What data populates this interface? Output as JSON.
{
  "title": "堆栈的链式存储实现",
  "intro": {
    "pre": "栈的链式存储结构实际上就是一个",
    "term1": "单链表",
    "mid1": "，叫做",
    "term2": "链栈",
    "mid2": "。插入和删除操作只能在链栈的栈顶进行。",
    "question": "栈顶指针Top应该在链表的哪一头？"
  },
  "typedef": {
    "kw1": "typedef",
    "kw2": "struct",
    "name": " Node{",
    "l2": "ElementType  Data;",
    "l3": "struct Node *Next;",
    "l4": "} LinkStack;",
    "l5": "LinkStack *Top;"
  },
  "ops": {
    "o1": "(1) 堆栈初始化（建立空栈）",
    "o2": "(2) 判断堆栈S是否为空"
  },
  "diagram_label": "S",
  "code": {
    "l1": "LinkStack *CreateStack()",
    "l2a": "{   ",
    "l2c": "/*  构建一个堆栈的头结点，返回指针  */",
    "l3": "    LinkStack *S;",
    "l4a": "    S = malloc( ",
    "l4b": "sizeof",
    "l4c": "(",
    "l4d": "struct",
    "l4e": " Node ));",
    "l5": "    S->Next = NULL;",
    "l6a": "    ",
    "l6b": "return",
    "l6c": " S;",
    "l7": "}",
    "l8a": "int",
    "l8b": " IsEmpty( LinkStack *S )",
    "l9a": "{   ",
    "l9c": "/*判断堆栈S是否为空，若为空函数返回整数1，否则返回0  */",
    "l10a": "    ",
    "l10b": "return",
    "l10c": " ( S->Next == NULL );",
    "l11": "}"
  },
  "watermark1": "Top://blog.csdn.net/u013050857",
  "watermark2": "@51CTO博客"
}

_INSTRUCTION_:
Type the material above out again, exactly.

_RESULT OF THIS EXERCISE_:
What data populates this interface? Output as JSON.
{
  "title": "堆栈的链式存储实现",
  "intro": {
    "pre": "栈的链式存储结构实际上就是一个",
    "term1": "单链表",
    "mid1": "，叫做",
    "term2": "链栈",
    "mid2": "。插入和删除操作只能在链栈的栈顶进行。",
    "question": "栈顶指针Top应该在链表的哪一头？"
  },
  "typedef": {
    "kw1": "typedef",
    "kw2": "struct",
    "name": " Node{",
    "l2": "ElementType  Data;",
    "l3": "struct Node *Next;",
    "l4": "} LinkStack;",
    "l5": "LinkStack *Top;"
  },
  "ops": {
    "o1": "(1) 堆栈初始化（建立空栈）",
    "o2": "(2) 判断堆栈S是否为空"
  },
  "diagram_label": "S",
  "code": {
    "l1": "LinkStack *CreateStack()",
    "l2a": "{   ",
    "l2c": "/*  构建一个堆栈的头结点，返回指针  */",
    "l3": "    LinkStack *S;",
    "l4a": "    S = malloc( ",
    "l4b": "sizeof",
    "l4c": "(",
    "l4d": "struct",
    "l4e": " Node ));",
    "l5": "    S->Next = NULL;",
    "l6a": "    ",
    "l6b": "return",
    "l6c": " S;",
    "l7": "}",
    "l8a": "int",
    "l8b": " IsEmpty( LinkStack *S )",
    "l9a": "{   ",
    "l9c": "/*判断堆栈S是否为空，若为空函数返回整数1，否则返回0  */",
    "l10a": "    ",
    "l10b": "return",
    "l10c": " ( S->Next == NULL );",
    "l11": "}"
  },
  "watermark1": "Top://blog.csdn.net/u013050857",
  "watermark2": "@51CTO博客"
}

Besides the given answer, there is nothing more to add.